Supplied records

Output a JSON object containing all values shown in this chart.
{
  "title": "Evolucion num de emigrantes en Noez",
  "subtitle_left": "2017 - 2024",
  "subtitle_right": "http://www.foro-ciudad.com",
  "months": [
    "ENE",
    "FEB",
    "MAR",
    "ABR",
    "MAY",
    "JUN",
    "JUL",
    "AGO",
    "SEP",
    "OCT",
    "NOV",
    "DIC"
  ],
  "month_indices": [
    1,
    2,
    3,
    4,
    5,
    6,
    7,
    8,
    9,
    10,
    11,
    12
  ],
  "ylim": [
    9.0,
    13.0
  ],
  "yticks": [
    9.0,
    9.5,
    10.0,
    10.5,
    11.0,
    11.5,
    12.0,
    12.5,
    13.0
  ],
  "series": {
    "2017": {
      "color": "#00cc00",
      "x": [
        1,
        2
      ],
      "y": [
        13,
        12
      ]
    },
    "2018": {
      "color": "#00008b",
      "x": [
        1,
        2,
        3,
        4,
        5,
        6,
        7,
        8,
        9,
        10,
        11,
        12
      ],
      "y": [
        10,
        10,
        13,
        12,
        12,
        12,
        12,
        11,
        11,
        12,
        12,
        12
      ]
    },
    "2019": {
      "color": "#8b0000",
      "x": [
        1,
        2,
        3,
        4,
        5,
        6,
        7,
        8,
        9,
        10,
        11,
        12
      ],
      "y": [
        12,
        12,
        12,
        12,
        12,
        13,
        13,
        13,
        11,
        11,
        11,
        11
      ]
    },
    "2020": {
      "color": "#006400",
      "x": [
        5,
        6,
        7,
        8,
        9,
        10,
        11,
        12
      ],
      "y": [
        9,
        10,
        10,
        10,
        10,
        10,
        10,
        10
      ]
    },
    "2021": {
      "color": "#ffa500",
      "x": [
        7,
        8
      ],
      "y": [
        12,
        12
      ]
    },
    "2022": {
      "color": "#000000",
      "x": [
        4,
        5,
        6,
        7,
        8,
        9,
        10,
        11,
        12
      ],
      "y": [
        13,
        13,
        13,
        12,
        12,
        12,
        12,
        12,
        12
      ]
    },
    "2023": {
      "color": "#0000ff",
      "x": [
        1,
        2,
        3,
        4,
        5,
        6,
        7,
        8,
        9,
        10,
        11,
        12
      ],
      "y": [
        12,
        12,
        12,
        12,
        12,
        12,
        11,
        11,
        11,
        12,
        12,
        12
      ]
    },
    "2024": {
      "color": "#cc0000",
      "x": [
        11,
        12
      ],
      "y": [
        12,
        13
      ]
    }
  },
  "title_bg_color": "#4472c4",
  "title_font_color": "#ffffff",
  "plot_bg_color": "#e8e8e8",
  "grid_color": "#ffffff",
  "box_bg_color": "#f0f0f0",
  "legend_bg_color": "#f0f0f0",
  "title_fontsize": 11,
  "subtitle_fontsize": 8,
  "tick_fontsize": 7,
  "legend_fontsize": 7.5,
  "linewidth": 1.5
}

Task to complete
Would you reproduce all the entries exactly?

Solution to this problem
Output a JSON object containing all values shown in this chart.
{
  "title": "Evolucion num de emigrantes en Noez",
  "subtitle_left": "2017 - 2024",
  "subtitle_right": "http://www.foro-ciudad.com",
  "months": [
    "ENE",
    "FEB",
    "MAR",
    "ABR",
    "MAY",
    "JUN",
    "JUL",
    "AGO",
    "SEP",
    "OCT",
    "NOV",
    "DIC"
  ],
  "month_indices": [
    1,
    2,
    3,
    4,
    5,
    6,
    7,
    8,
    9,
    10,
    11,
    12
  ],
  "ylim": [
    9.0,
    13.0
  ],
  "yticks": [
    9.0,
    9.5,
    10.0,
    10.5,
    11.0,
    11.5,
    12.0,
    12.5,
    13.0
  ],
  "series": {
    "2017": {
      "color": "#00cc00",
      "x": [
        1,
        2
      ],
      "y": [
        13,
        12
      ]
    },
    "2018": {
      "color": "#00008b",
      "x": [
        1,
        2,
        3,
        4,
        5,
        6,
        7,
        8,
        9,
        10,
        11,
        12
      ],
      "y": [
        10,
        10,
        13,
        12,
        12,
        12,
        12,
        11,
        11,
        12,
        12,
        12
      ]
    },
    "2019": {
      "color": "#8b0000",
      "x": [
        1,
        2,
        3,
        4,
        5,
        6,
        7,
        8,
        9,
        10,
        11,
        12
      ],
      "y": [
        12,
        12,
        12,
        12,
        12,
        13,
        13,
        13,
        11,
        11,
        11,
        11
      ]
    },
    "2020": {
      "color": "#006400",
      "x": [
        5,
        6,
        7,
        8,
        9,
        10,
        11,
        12
      ],
      "y": [
        9,
        10,
        10,
        10,
        10,
        10,
        10,
        10
      ]
    },
    "2021": {
      "color": "#ffa500",
      "x": [
        7,
        8
      ],
      "y": [
        12,
        12
      ]
    },
    "2022": {
      "color": "#000000",
      "x": [
        4,
        5,
        6,
        7,
        8,
        9,
        10,
        11,
        12
      ],
      "y": [
        13,
        13,
        13,
        12,
        12,
        12,
        12,
        12,
        12
      ]
    },
    "2023": {
      "color": "#0000ff",
      "x": [
        1,
        2,
        3,
        4,
        5,
        6,
        7,
        8,
        9,
        10,
        11,
        12
      ],
      "y": [
        12,
        12,
        12,
        12,
        12,
        12,
        11,
        11,
        11,
        12,
        12,
        12
      ]
    },
    "2024": {
      "color": "#cc0000",
      "x": [
        11,
        12
      ],
      "y": [
        12,
        13
      ]
    }
  },
  "title_bg_color": "#4472c4",
  "title_font_color": "#ffffff",
  "plot_bg_color": "#e8e8e8",
  "grid_color": "#ffffff",
  "box_bg_color": "#f0f0f0",
  "legend_bg_color": "#f0f0f0",
  "title_fontsize": 11,
  "subtitle_fontsize": 8,
  "tick_fontsize": 7,
  "legend_fontsize": 7.5,
  "linewidth": 1.5
}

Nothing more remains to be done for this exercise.